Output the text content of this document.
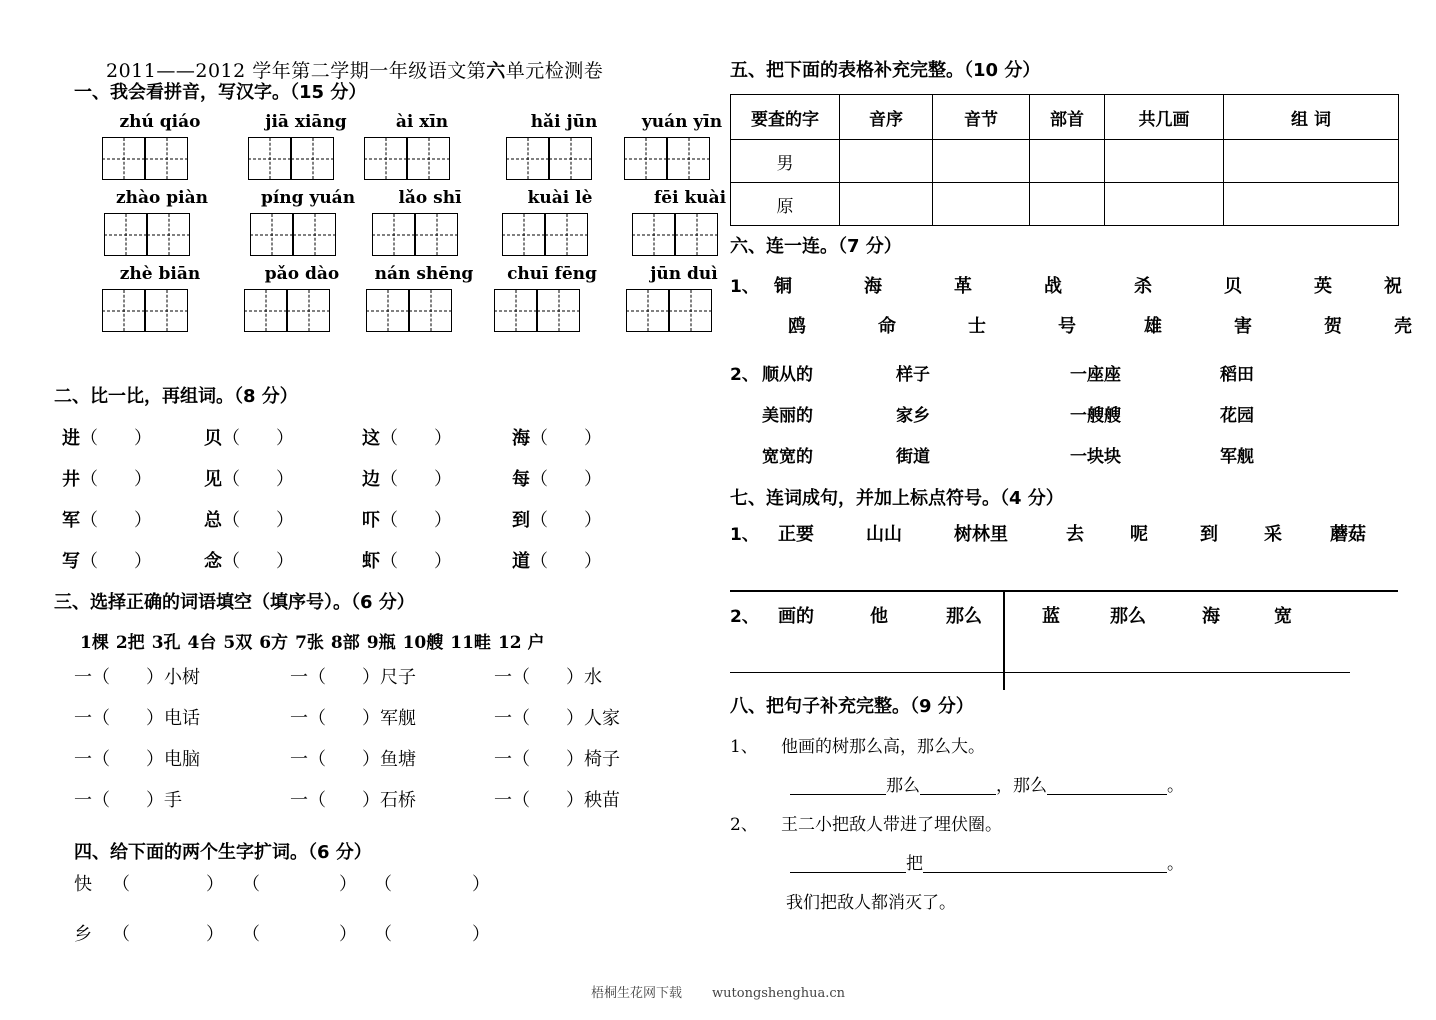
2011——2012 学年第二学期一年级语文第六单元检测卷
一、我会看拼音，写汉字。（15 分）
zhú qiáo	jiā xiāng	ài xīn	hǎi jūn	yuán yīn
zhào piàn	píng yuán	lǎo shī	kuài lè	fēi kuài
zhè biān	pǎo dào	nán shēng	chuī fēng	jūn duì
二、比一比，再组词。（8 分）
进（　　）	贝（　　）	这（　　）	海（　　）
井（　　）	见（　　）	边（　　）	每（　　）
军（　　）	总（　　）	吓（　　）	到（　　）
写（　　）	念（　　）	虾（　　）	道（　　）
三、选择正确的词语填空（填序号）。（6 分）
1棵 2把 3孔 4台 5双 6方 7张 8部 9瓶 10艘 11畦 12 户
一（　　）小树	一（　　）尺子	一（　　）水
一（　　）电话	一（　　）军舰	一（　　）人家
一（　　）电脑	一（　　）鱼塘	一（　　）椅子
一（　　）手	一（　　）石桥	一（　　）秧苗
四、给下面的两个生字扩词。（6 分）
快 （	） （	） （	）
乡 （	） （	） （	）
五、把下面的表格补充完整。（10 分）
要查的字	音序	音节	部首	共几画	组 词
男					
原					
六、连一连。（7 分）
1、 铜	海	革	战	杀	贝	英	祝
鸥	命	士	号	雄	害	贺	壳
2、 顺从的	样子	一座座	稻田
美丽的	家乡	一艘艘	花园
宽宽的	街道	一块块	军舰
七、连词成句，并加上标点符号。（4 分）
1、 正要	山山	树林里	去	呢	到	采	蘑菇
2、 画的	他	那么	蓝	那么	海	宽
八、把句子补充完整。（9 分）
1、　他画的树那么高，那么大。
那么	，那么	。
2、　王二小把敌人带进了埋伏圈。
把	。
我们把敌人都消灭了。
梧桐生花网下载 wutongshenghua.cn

******

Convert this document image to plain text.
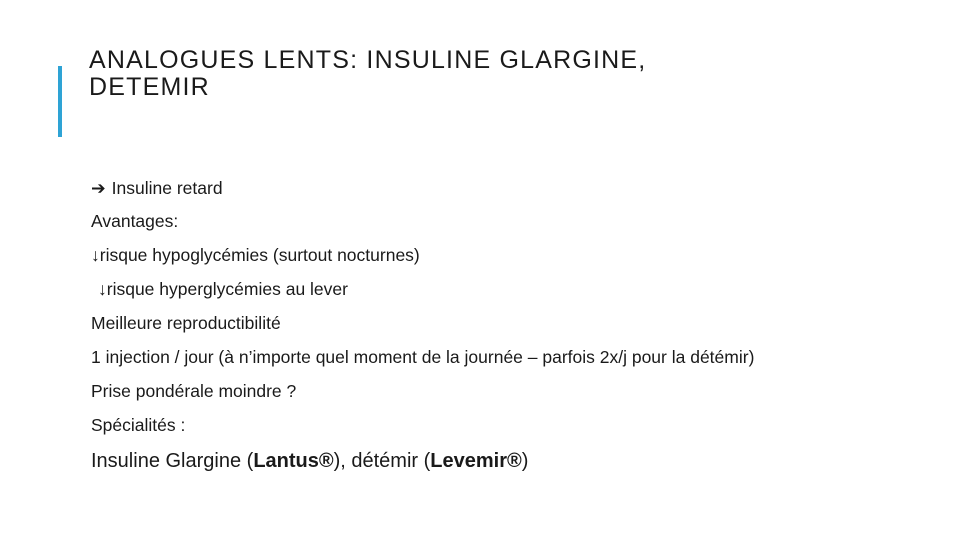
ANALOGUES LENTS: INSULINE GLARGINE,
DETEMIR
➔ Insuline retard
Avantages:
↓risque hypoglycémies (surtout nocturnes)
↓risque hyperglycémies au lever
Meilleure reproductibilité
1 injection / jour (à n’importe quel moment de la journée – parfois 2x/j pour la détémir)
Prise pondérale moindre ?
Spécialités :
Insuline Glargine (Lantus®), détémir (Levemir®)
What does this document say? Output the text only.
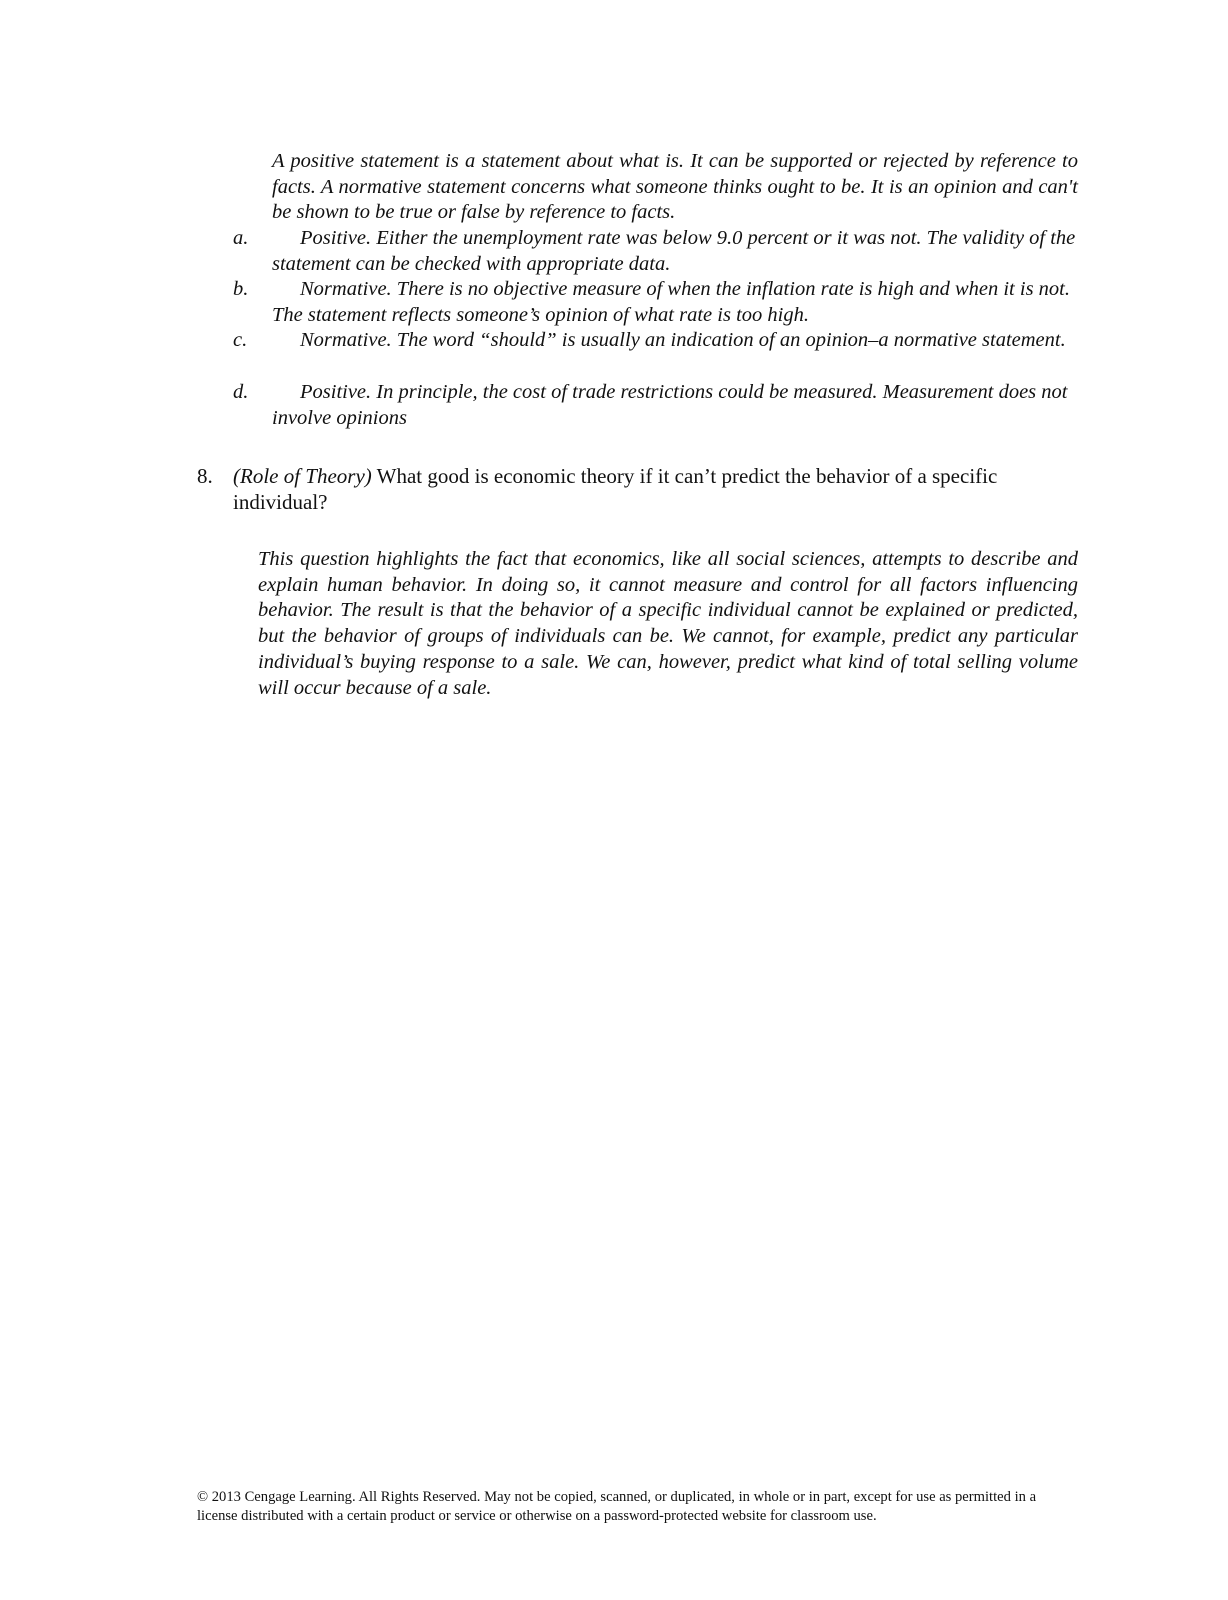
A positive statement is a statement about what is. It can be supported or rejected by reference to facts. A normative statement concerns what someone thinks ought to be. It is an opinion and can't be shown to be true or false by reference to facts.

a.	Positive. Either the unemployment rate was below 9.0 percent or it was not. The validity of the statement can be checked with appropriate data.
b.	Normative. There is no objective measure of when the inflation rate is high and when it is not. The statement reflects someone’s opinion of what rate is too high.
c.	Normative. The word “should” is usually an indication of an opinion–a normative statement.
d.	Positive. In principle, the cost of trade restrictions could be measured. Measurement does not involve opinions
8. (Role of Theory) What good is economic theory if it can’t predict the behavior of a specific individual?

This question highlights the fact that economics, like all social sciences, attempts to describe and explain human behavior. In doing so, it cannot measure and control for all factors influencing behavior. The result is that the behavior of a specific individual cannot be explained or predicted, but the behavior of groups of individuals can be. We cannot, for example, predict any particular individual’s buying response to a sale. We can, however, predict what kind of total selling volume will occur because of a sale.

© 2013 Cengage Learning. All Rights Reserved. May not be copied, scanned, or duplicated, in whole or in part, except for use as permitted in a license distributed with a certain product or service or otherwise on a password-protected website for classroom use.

******

§ Do this
Report all lines of the material that contain the word "text".

§ Solution
Output the text content of this document.
Convert this document image to plain text.
What does this document say? Output the text only.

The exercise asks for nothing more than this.